▸ **DATA ROWS**:
--- Begin ---

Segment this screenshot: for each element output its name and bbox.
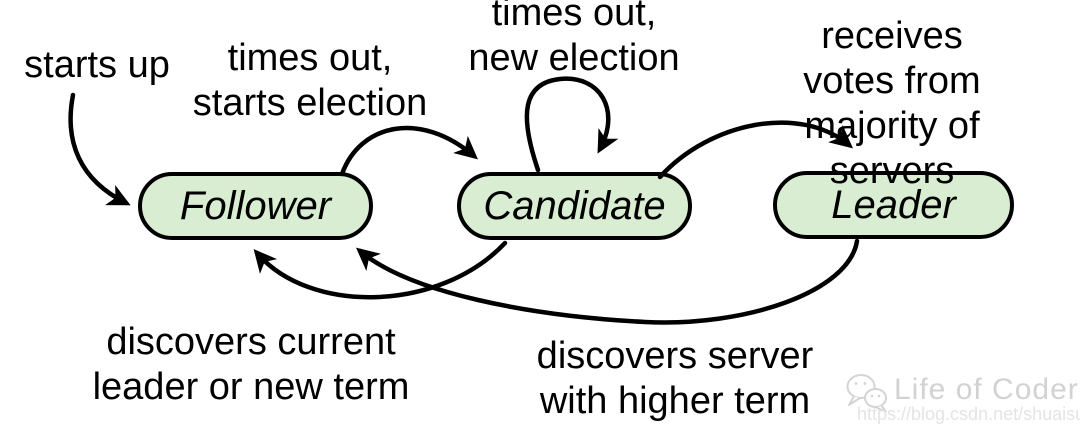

--- End ---
--- Begin ---

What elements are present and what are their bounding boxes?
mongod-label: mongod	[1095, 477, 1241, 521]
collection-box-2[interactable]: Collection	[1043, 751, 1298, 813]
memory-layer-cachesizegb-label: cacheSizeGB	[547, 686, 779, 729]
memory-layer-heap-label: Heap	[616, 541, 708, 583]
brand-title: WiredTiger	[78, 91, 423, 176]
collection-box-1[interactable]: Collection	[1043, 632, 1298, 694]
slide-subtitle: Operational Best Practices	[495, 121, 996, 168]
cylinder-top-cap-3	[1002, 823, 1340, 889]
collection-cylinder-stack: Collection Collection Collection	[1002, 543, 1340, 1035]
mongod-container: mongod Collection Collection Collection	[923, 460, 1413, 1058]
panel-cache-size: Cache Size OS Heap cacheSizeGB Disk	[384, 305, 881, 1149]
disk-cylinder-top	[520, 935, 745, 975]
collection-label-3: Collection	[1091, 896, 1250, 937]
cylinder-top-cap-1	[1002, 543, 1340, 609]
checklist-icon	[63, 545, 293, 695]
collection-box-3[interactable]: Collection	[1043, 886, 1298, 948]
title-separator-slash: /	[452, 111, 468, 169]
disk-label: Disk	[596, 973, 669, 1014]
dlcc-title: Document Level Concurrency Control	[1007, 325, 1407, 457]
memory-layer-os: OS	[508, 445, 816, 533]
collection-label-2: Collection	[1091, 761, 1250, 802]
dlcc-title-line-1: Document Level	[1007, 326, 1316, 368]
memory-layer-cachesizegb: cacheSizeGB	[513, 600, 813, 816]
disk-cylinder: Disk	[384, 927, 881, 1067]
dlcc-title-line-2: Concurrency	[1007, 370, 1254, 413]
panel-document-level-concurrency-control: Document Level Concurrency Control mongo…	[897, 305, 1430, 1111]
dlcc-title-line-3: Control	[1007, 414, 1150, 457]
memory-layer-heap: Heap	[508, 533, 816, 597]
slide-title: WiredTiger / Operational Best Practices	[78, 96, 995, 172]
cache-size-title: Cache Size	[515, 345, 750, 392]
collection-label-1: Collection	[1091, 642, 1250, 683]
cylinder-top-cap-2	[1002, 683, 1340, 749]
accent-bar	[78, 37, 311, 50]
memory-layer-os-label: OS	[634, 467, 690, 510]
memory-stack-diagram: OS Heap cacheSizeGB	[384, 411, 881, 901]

--- End ---

▸ **WHAT THE TASK ASKS**:
Copy the lines of the listing above word for word, starting at the line that contains "What elements are" and ending at the line that contains "445, 816, 533]", with both of those lines included.

▸ **THE SOLUTION**:
What elements are present and what are their bounding boxes?
mongod-label: mongod	[1095, 477, 1241, 521]
collection-box-2[interactable]: Collection	[1043, 751, 1298, 813]
memory-layer-cachesizegb-label: cacheSizeGB	[547, 686, 779, 729]
memory-layer-heap-label: Heap	[616, 541, 708, 583]
brand-title: WiredTiger	[78, 91, 423, 176]
collection-box-1[interactable]: Collection	[1043, 632, 1298, 694]
slide-subtitle: Operational Best Practices	[495, 121, 996, 168]
cylinder-top-cap-3	[1002, 823, 1340, 889]
collection-cylinder-stack: Collection Collection Collection	[1002, 543, 1340, 1035]
mongod-container: mongod Collection Collection Collection	[923, 460, 1413, 1058]
panel-cache-size: Cache Size OS Heap cacheSizeGB Disk	[384, 305, 881, 1149]
disk-cylinder-top	[520, 935, 745, 975]
collection-label-3: Collection	[1091, 896, 1250, 937]
cylinder-top-cap-1	[1002, 543, 1340, 609]
checklist-icon	[63, 545, 293, 695]
collection-box-3[interactable]: Collection	[1043, 886, 1298, 948]
title-separator-slash: /	[452, 111, 468, 169]
disk-label: Disk	[596, 973, 669, 1014]
dlcc-title: Document Level Concurrency Control	[1007, 325, 1407, 457]
memory-layer-os: OS	[508, 445, 816, 533]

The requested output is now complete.